As a banker with a good eye for numbers, William Groft had skills well suited for Martin Library. During his presidency of the Board, the Friends of Martin Library membership grew to over 600 and the number of library cardholders increased to 50,000. The Library Shop was opened during Groft’s tenure, and he inspired author visits and a summer reading program that produced far-reaching effects. Knowing the value of volunteers, Groft encouraged the Library to increase its volunteer base to more than 100 active recruits. The ability to control costs while building collections and services was core to Groft’s pursuits.
JAN HERROLD (presided 1995-1996)
Jan Herrold understood the unique and important role the library serves the community, and early on brought her young children to Martin to experience story times, books and the joy of reading. With her involvement on a variety of nonprofit boards and her service to education, Jan’s leadership as president of board complemented her interests perfectly. Knowing the library as a place to find information, Jan was a catalyst in expanding the reach of library resources for a variety of educational purposes. Influenced by this approach, Martin Library remains an extraordinary resource, and an ever more vital part of community life in York.
PETER BRUBAKER (presided 1996-1999)
An active community leader, Pete Brubaker advocated improving school readiness, served as founding director of “Focus on our Future” and led a variety of business partnerships for children and education. Board experience was Brubaker’s first contact with Martin Library, an easy fit given his intense interest in early childhood education and youth. Through his leadership, Pete initiated a countywide endowment-building program to ensure the future of York County Libraries. Recognizing Martin Library as a vibrant, downtown non-profit organization, he understands the importance of community partnerships. Pete knows Martin Library will continue to thrive by offering both traditional and non-traditional library services.
ANTHONY CAMPISI (presided 1999-2002)
During his three-year presidency, Tony set the stage for the 2005 expansion of Martin Library with a successful capital campaign that included the donation of the brownstone building by Louis Appell and the leadership of Tom Wolf and Bill Simpson. He advocated a closer collaboration with the York County Library System to foster library growth and development. To broaden revenues, Tony designed a corporate partner program that led to innovative philanthropy, helped the library overcome budgetary challenges and opened the doors to new ways of support. Tony recognizes the important role a library plays in a knowledge-based economy, vital to our democratic system.

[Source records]

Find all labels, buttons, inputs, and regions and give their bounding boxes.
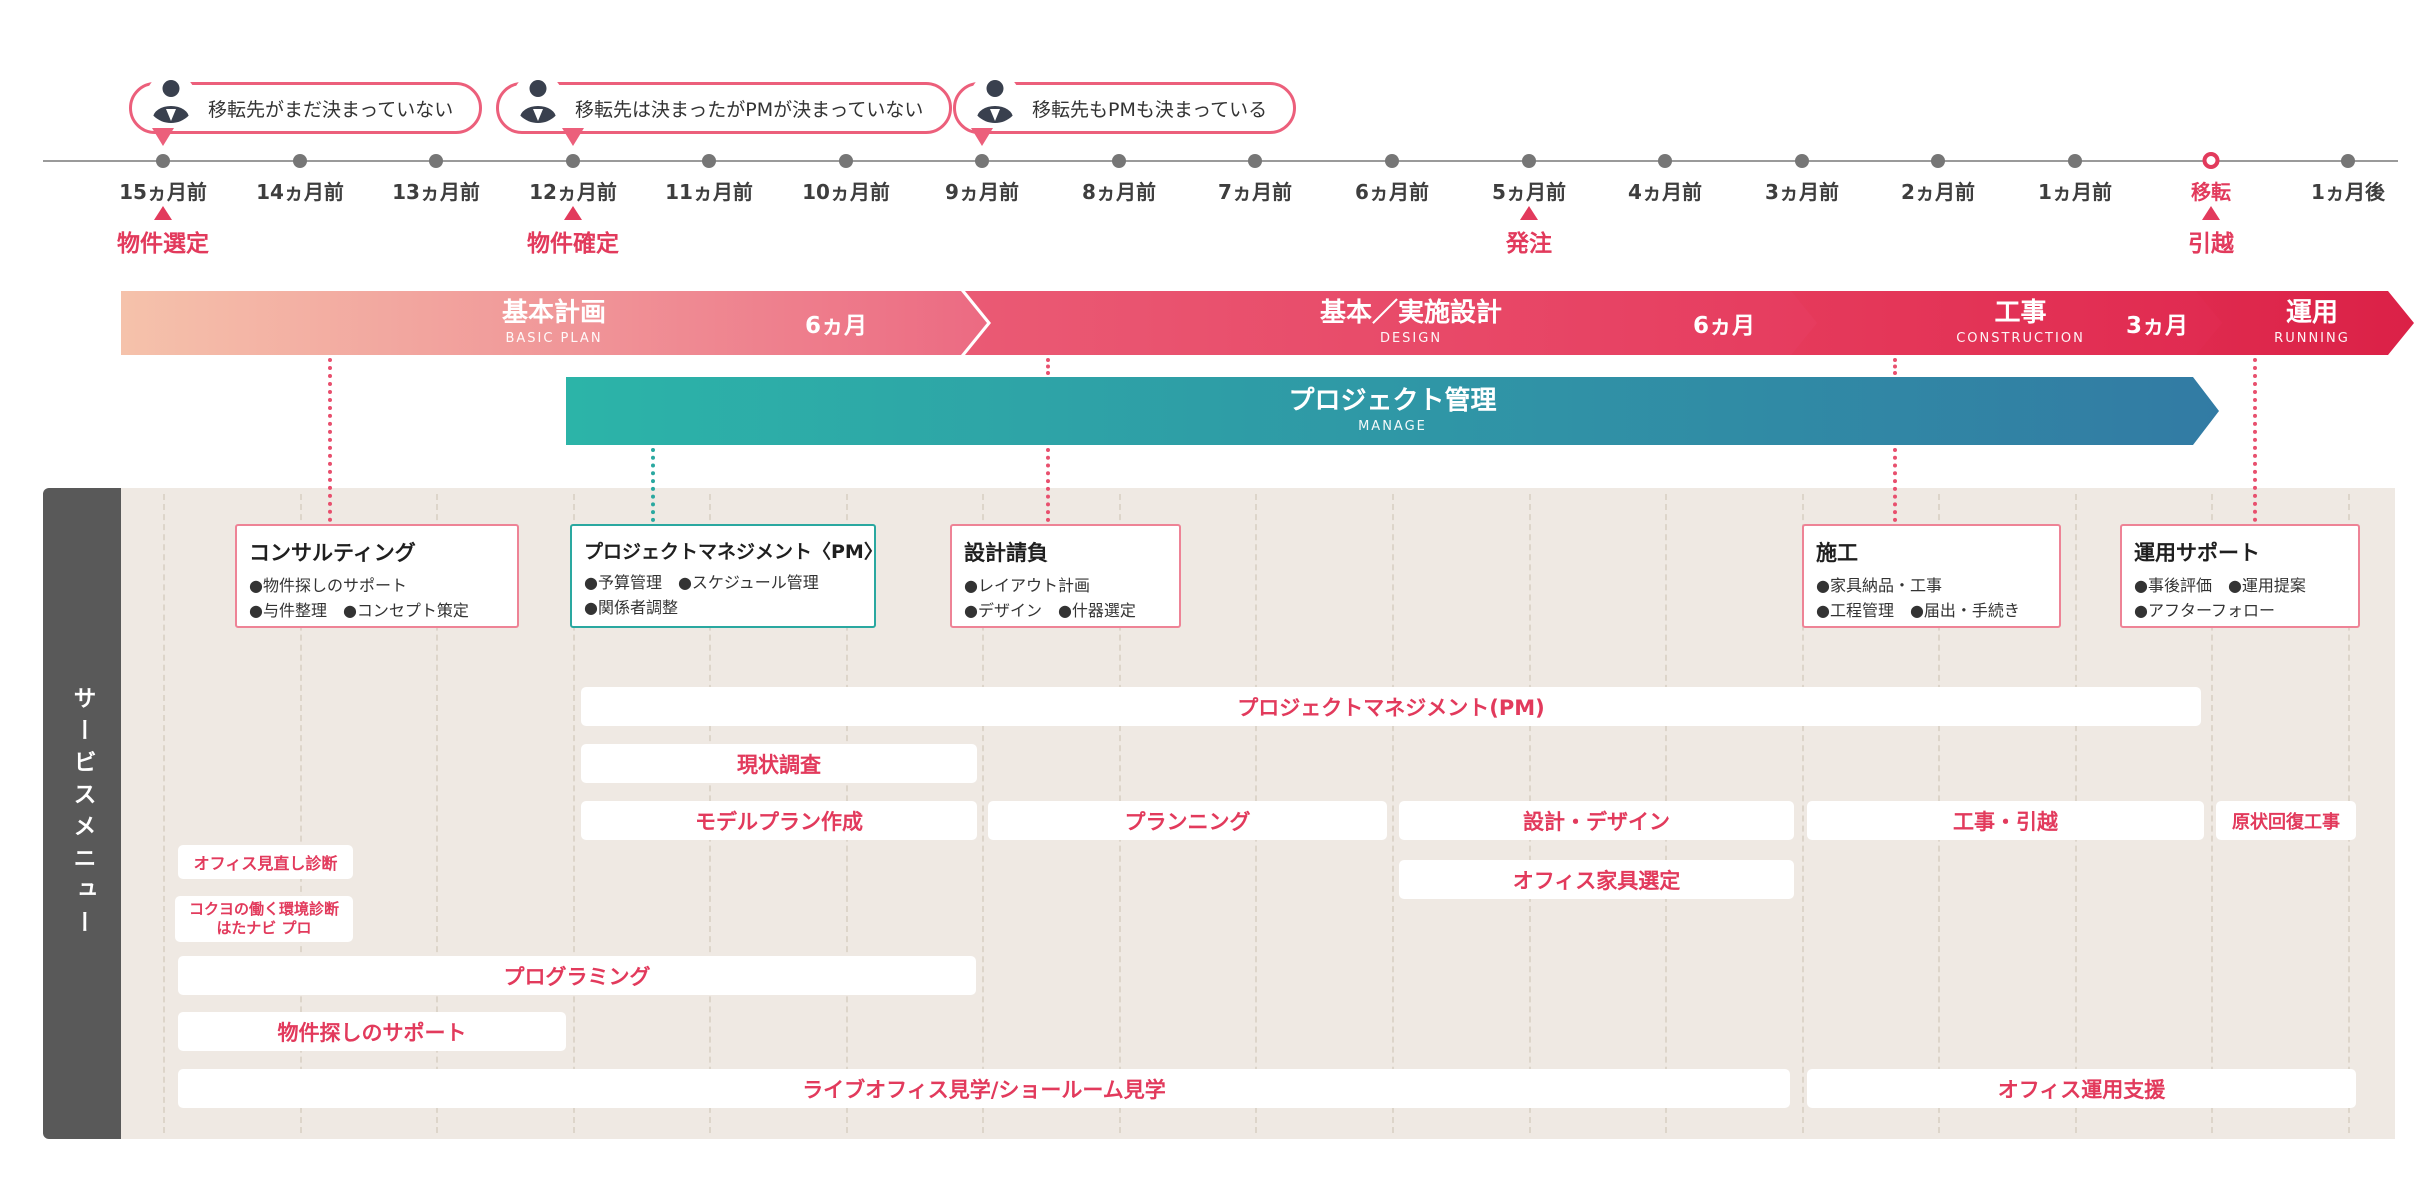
tick-dot bbox=[1248, 154, 1262, 168]
bar-property-search: 物件探しのサポート bbox=[178, 1012, 566, 1051]
status-bubble-decided: 移転先もPMも決まっている bbox=[953, 73, 1297, 134]
connector-consulting bbox=[328, 358, 332, 522]
status-bubble-no-pm: 移転先は決まったがPMが決まっていない bbox=[496, 73, 953, 134]
month-label: 6ヵ月前 bbox=[1355, 180, 1429, 204]
bar-current-survey: 現状調査 bbox=[581, 744, 977, 783]
bubble-tail bbox=[562, 128, 584, 146]
tick-dot bbox=[2341, 154, 2355, 168]
month-label: 10ヵ月前 bbox=[802, 180, 890, 204]
bubble-tail bbox=[152, 128, 174, 146]
connector-operation bbox=[2253, 358, 2257, 522]
tick-dot bbox=[1522, 154, 1536, 168]
bubble-label: 移転先もPMも決まっている bbox=[1032, 98, 1268, 121]
timeline-axis bbox=[43, 160, 2398, 162]
month-label: 13ヵ月前 bbox=[392, 180, 480, 204]
phase-duration: 6ヵ月 bbox=[804, 313, 867, 339]
tick-dot bbox=[1385, 154, 1399, 168]
service-box-operation-support: 運用サポート ●事後評価 ●運用提案 ●アフターフォロー bbox=[2120, 524, 2360, 628]
tick-dot-move bbox=[2202, 152, 2220, 169]
bar-office-checkup: オフィス見直し診断 bbox=[178, 845, 353, 879]
service-menu-sidebar: サービスメニュー bbox=[43, 488, 121, 1139]
grid-line bbox=[436, 494, 438, 1133]
month-label: 2ヵ月前 bbox=[1901, 180, 1975, 204]
bubble-label: 移転先は決まったがPMが決まっていない bbox=[575, 98, 924, 121]
month-label: 11ヵ月前 bbox=[665, 180, 753, 204]
month-label: 7ヵ月前 bbox=[1218, 180, 1292, 204]
tick-dot bbox=[1112, 154, 1126, 168]
grid-line bbox=[1392, 494, 1394, 1133]
connector-design-lower bbox=[1046, 448, 1050, 522]
month-label: 14ヵ月前 bbox=[256, 180, 344, 204]
grid-line bbox=[573, 494, 575, 1133]
bar-planning: プランニング bbox=[988, 801, 1387, 840]
grid-line bbox=[1802, 494, 1804, 1133]
connector-design-upper bbox=[1046, 358, 1050, 375]
connector-construction-upper bbox=[1893, 358, 1897, 375]
month-label: 3ヵ月前 bbox=[1765, 180, 1839, 204]
month-label: 9ヵ月前 bbox=[945, 180, 1019, 204]
up-triangle-icon bbox=[564, 206, 582, 220]
month-label: 15ヵ月前 bbox=[119, 180, 207, 204]
grid-line bbox=[300, 494, 302, 1133]
grid-line bbox=[163, 494, 165, 1133]
bar-project-management: プロジェクトマネジメント(PM) bbox=[581, 687, 2201, 726]
tick-dot bbox=[1931, 154, 1945, 168]
month-label: 12ヵ月前 bbox=[529, 180, 617, 204]
month-label: 移転 bbox=[2191, 180, 2231, 204]
bar-model-plan: モデルプラン作成 bbox=[581, 801, 977, 840]
tick-dot bbox=[975, 154, 989, 168]
month-label: 4ヵ月前 bbox=[1628, 180, 1702, 204]
month-label: 8ヵ月前 bbox=[1082, 180, 1156, 204]
tick-dot bbox=[293, 154, 307, 168]
tick-dot bbox=[2068, 154, 2082, 168]
bubble-label: 移転先がまだ決まっていない bbox=[208, 98, 454, 121]
tick-dot bbox=[702, 154, 716, 168]
bar-design: 設計・デザイン bbox=[1399, 801, 1794, 840]
bar-hatanavi: コクヨの働く環境診断 はたナビ プロ bbox=[175, 896, 353, 942]
up-triangle-icon bbox=[1520, 206, 1538, 220]
person-icon bbox=[146, 73, 196, 123]
service-box-construction: 施工 ●家具納品・工事 ●工程管理 ●届出・手続き bbox=[1802, 524, 2061, 628]
phase-duration: 6ヵ月 bbox=[1692, 313, 1755, 339]
bar-furniture-selection: オフィス家具選定 bbox=[1399, 860, 1794, 899]
service-box-consulting: コンサルティング ●物件探しのサポート ●与件整理 ●コンセプト策定 bbox=[235, 524, 519, 628]
grid-line bbox=[2211, 494, 2213, 1133]
sidebar-label: サービスメニュー bbox=[69, 685, 95, 942]
status-bubble-no-destination: 移転先がまだ決まっていない bbox=[129, 73, 483, 134]
bar-operation-support: オフィス運用支援 bbox=[1807, 1069, 2356, 1108]
connector-construction-lower bbox=[1893, 448, 1897, 522]
tick-dot bbox=[156, 154, 170, 168]
service-box-design-contract: 設計請負 ●レイアウト計画 ●デザイン ●什器選定 bbox=[950, 524, 1181, 628]
bar-restoration: 原状回復工事 bbox=[2216, 801, 2356, 840]
bar-programming: プログラミング bbox=[178, 956, 976, 995]
person-icon bbox=[970, 73, 1020, 123]
connector-pm bbox=[651, 448, 655, 522]
bar-live-office-tour: ライブオフィス見学/ショールーム見学 bbox=[178, 1069, 1790, 1108]
bubble-tail bbox=[971, 128, 993, 146]
month-label: 1ヵ月後 bbox=[2311, 180, 2385, 204]
tick-dot bbox=[839, 154, 853, 168]
month-label: 5ヵ月前 bbox=[1492, 180, 1566, 204]
up-triangle-icon bbox=[154, 206, 172, 220]
up-triangle-icon bbox=[2202, 206, 2220, 220]
person-icon bbox=[513, 73, 563, 123]
tick-dot bbox=[1795, 154, 1809, 168]
tick-dot bbox=[566, 154, 580, 168]
tick-dot bbox=[429, 154, 443, 168]
tick-dot bbox=[1658, 154, 1672, 168]
month-label: 1ヵ月前 bbox=[2038, 180, 2112, 204]
phase-duration: 3ヵ月 bbox=[2125, 313, 2188, 339]
service-box-pm: プロジェクトマネジメント〈PM〉 ●予算管理 ●スケジュール管理 ●関係者調整 bbox=[570, 524, 883, 628]
bar-construction-move: 工事・引越 bbox=[1807, 801, 2204, 840]
grid-line bbox=[982, 494, 984, 1133]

*List of tasks*
1. Answer these questions using the text about Martin Library's board presidents:
(a) To what size did the Friends of Martin Library membership grow during William Groft's presidency?
(b) In which years did Jan Herrold preside?
(c) Who donated the brownstone building during Anthony Campisi's capital campaign?
2. Set down, word for word, the passage of the text about Martin Library's board presidents between "JAN HERROLD (presided" and "BRUBAKER (presided 1996-1999)", inclusive.

*Answers for this exercise*
1.
(a) Over 600.
(b) 1995-1996.
(c) Louis Appell.

2.
JAN HERROLD (presided 1995-1996)
Jan Herrold understood the unique and important role the library serves the community, and early on brought her young children to Martin to experience story times, books and the joy of reading. With her involvement on a variety of nonprofit boards and her service to education, Jan’s leadership as president of board complemented her interests perfectly. Knowing the library as a place to find information, Jan was a catalyst in expanding the reach of library resources for a variety of educational purposes. Influenced by this approach, Martin Library remains an extraordinary resource, and an ever more vital part of community life in York.
PETER BRUBAKER (presided 1996-1999)